[Start of The input]

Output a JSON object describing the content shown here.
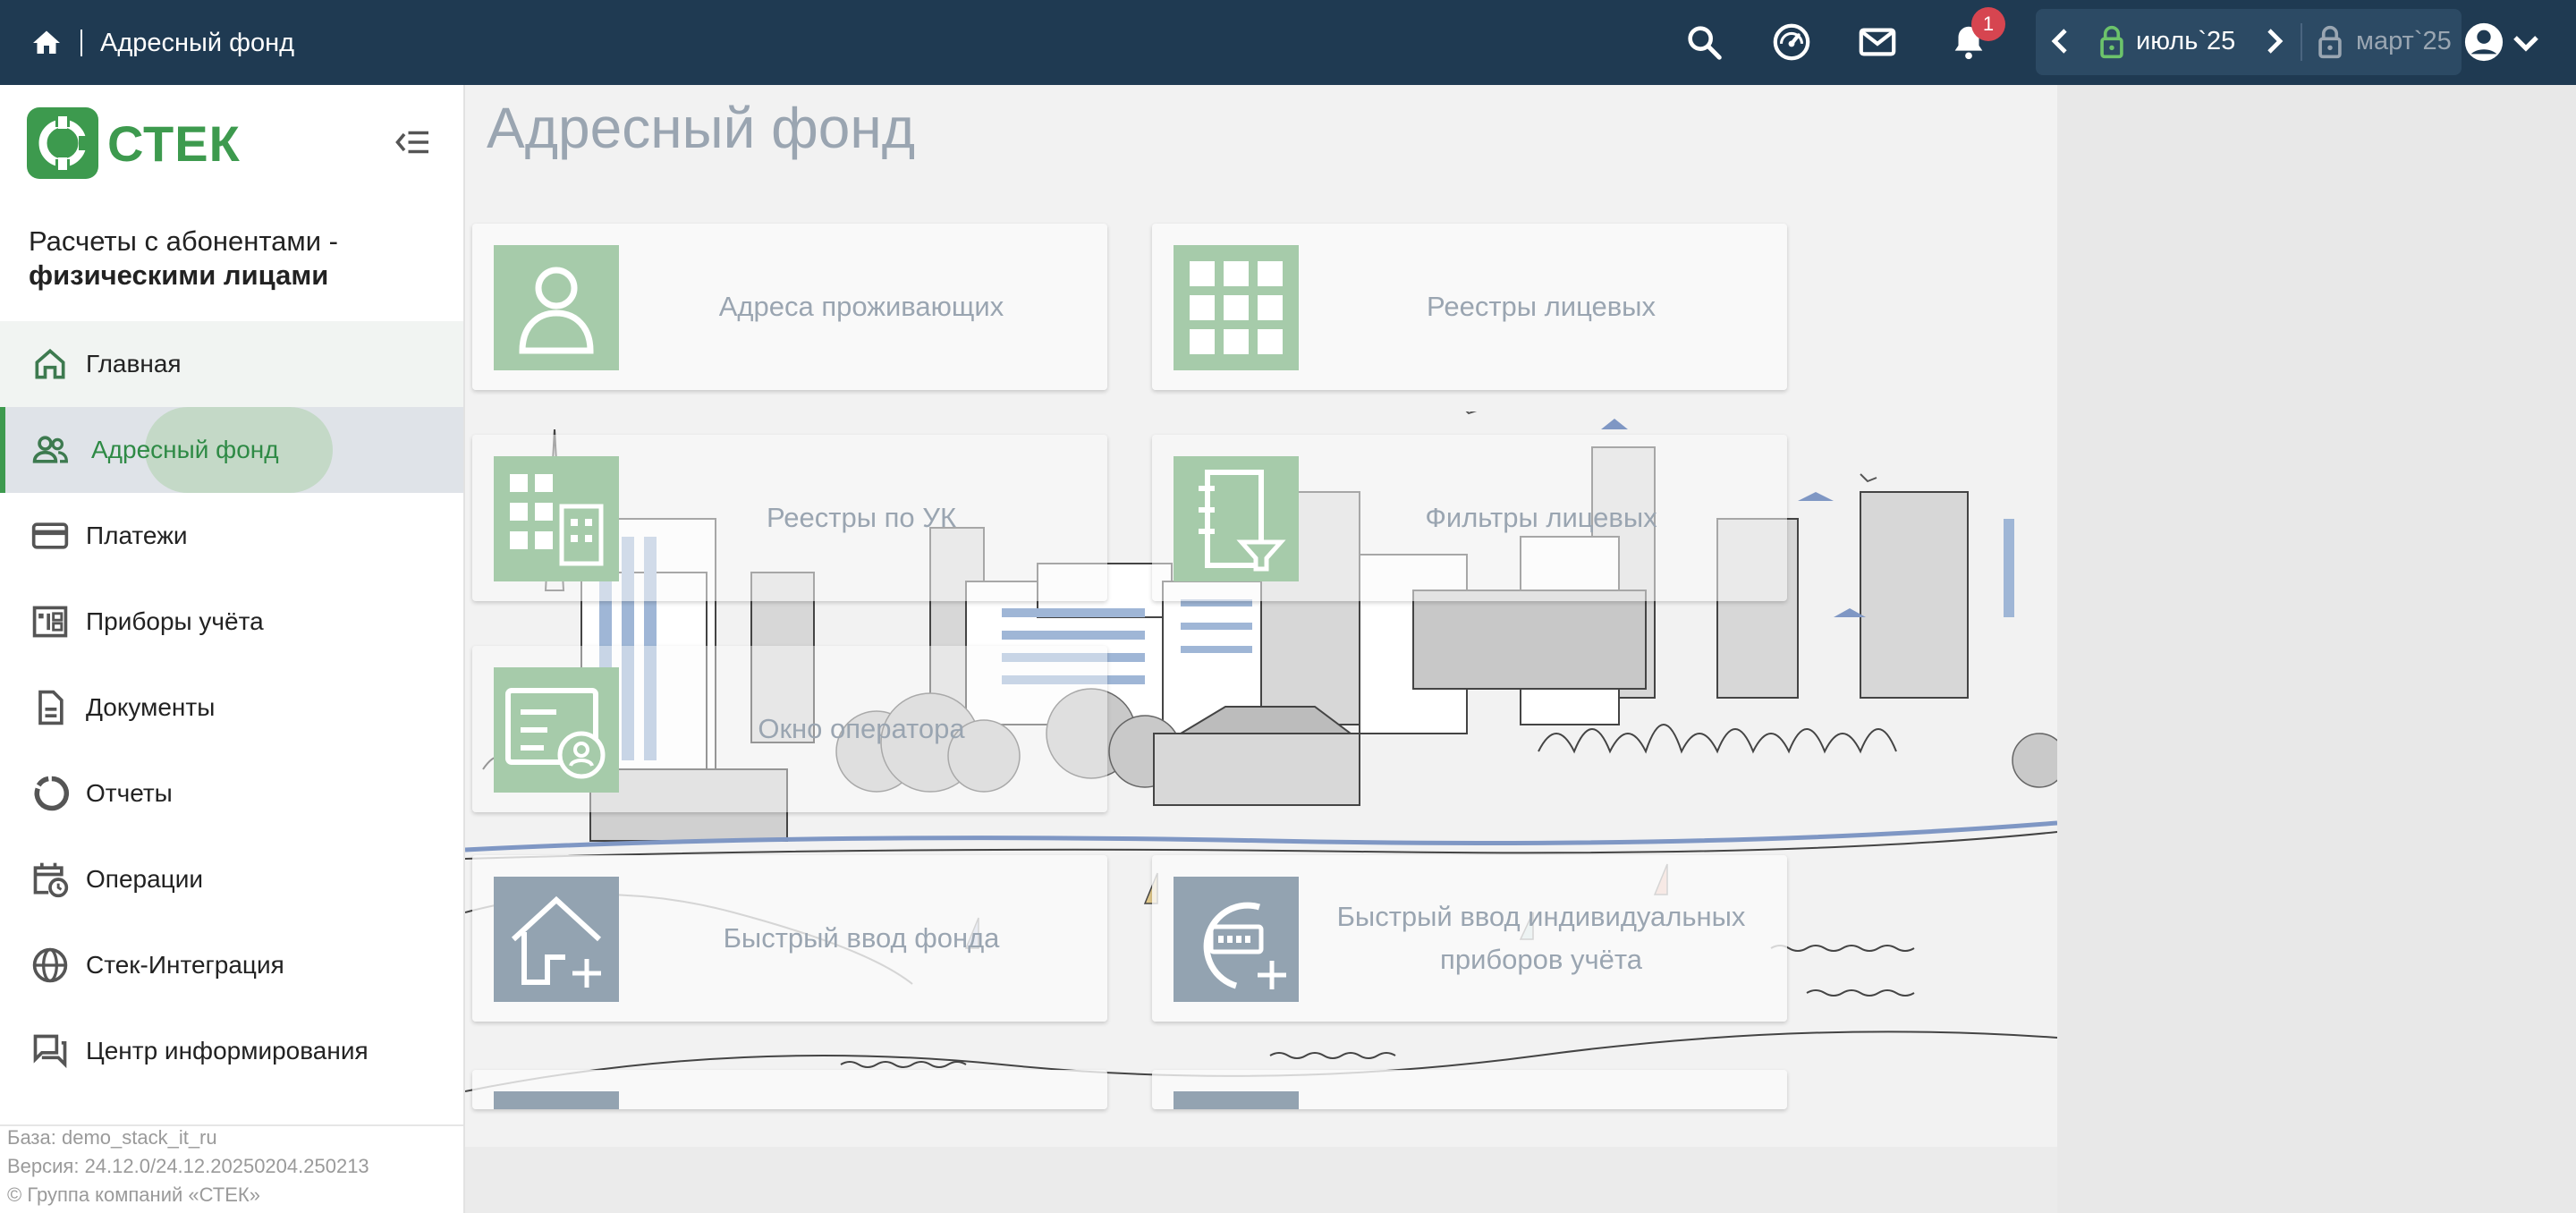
{
  "topbar": {
    "title": "Адресный фонд",
    "notifications_count": "1",
    "period_current": "июль`25",
    "period_closed": "март`25",
    "colors": {
      "background": "#1f3a52",
      "badge": "#d64550",
      "lock_open": "#6cc36b"
    },
    "icons": [
      "home-icon",
      "search-icon",
      "dashboard-icon",
      "mail-icon",
      "bell-icon",
      "chevron-left-icon",
      "lock-open-icon",
      "chevron-right-icon",
      "lock-icon",
      "account-icon",
      "chevron-down-icon"
    ]
  },
  "sidebar": {
    "logo_text": "СТЕК",
    "product_line1": "Расчеты с абонентами -",
    "product_line2": "физическими лицами",
    "items": [
      {
        "label": "Главная",
        "icon": "home-outline-icon"
      },
      {
        "label": "Адресный фонд",
        "icon": "people-icon",
        "active": true
      },
      {
        "label": "Платежи",
        "icon": "credit-card-icon"
      },
      {
        "label": "Приборы учёта",
        "icon": "meter-icon"
      },
      {
        "label": "Документы",
        "icon": "document-icon"
      },
      {
        "label": "Отчеты",
        "icon": "report-ring-icon"
      },
      {
        "label": "Операции",
        "icon": "calendar-clock-icon"
      },
      {
        "label": "Стек-Интеграция",
        "icon": "globe-icon"
      },
      {
        "label": "Центр информирования",
        "icon": "forum-icon"
      }
    ],
    "footer": {
      "base": "База: demo_stack_it_ru",
      "version": "Версия: 24.12.0/24.12.20250204.250213",
      "copyright": "© Группа компаний «СТЕК»"
    },
    "accent_color": "#3d9a4e"
  },
  "main": {
    "title": "Адресный фонд",
    "cards": [
      {
        "label": "Адреса проживающих",
        "icon": "person-icon"
      },
      {
        "label": "Реестры лицевых",
        "icon": "grid-icon"
      },
      {
        "label": "Реестры по УК",
        "icon": "buildings-icon"
      },
      {
        "label": "Фильтры лицевых",
        "icon": "notebook-filter-icon"
      },
      {
        "label": "Окно оператора",
        "icon": "operator-card-icon"
      },
      {
        "label": "Быстрый ввод фонда",
        "icon": "house-plus-icon"
      },
      {
        "label": "Быстрый ввод индивидуальных приборов учёта",
        "icon": "meter-plus-icon"
      }
    ]
  }
}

[End of The input]

What you need to do → Locate each line containing the string "Реестры" and show it.

Worked answer →
        "label": "Реестры лицевых",
        "label": "Реестры по УК",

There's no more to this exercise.